▸ **TASK PROMPT**
Give the data again exactly as written, skipping any pictures.

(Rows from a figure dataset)
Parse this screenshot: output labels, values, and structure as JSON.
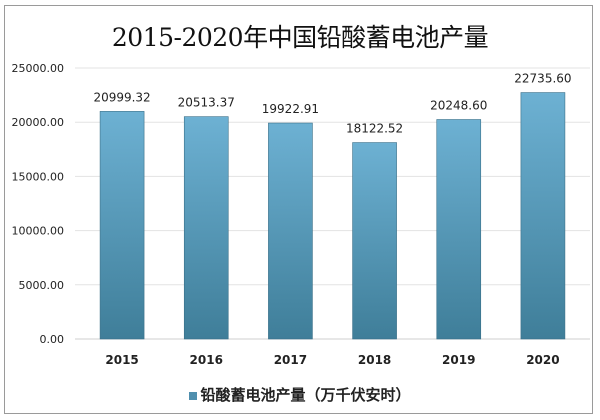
{
  "chart_data": {
    "type": "bar",
    "title": "2015-2020年中国铅酸蓄电池产量",
    "categories": [
      "2015",
      "2016",
      "2017",
      "2018",
      "2019",
      "2020"
    ],
    "series": [
      {
        "name": "铅酸蓄电池产量（万千伏安时）",
        "values": [
          20999.32,
          20513.37,
          19922.91,
          18122.52,
          20248.6,
          22735.6
        ]
      }
    ],
    "data_labels": [
      "20999.32",
      "20513.37",
      "19922.91",
      "18122.52",
      "20248.60",
      "22735.60"
    ],
    "ylim": [
      0,
      25000
    ],
    "yticks": [
      "0.00",
      "5000.00",
      "10000.00",
      "15000.00",
      "20000.00",
      "25000.00"
    ],
    "grid": true,
    "legend": "bottom",
    "colors": {
      "bar_top": "#6db1d3",
      "bar_bottom": "#3f7e99"
    }
  }
}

▸ **THE REPLY**
Parse this screenshot: output labels, values, and structure as JSON.
{
  "chart_data": {
    "type": "bar",
    "title": "2015-2020年中国铅酸蓄电池产量",
    "categories": [
      "2015",
      "2016",
      "2017",
      "2018",
      "2019",
      "2020"
    ],
    "series": [
      {
        "name": "铅酸蓄电池产量（万千伏安时）",
        "values": [
          20999.32,
          20513.37,
          19922.91,
          18122.52,
          20248.6,
          22735.6
        ]
      }
    ],
    "data_labels": [
      "20999.32",
      "20513.37",
      "19922.91",
      "18122.52",
      "20248.60",
      "22735.60"
    ],
    "ylim": [
      0,
      25000
    ],
    "yticks": [
      "0.00",
      "5000.00",
      "10000.00",
      "15000.00",
      "20000.00",
      "25000.00"
    ],
    "grid": true,
    "legend": "bottom",
    "colors": {
      "bar_top": "#6db1d3",
      "bar_bottom": "#3f7e99"
    }
  }
}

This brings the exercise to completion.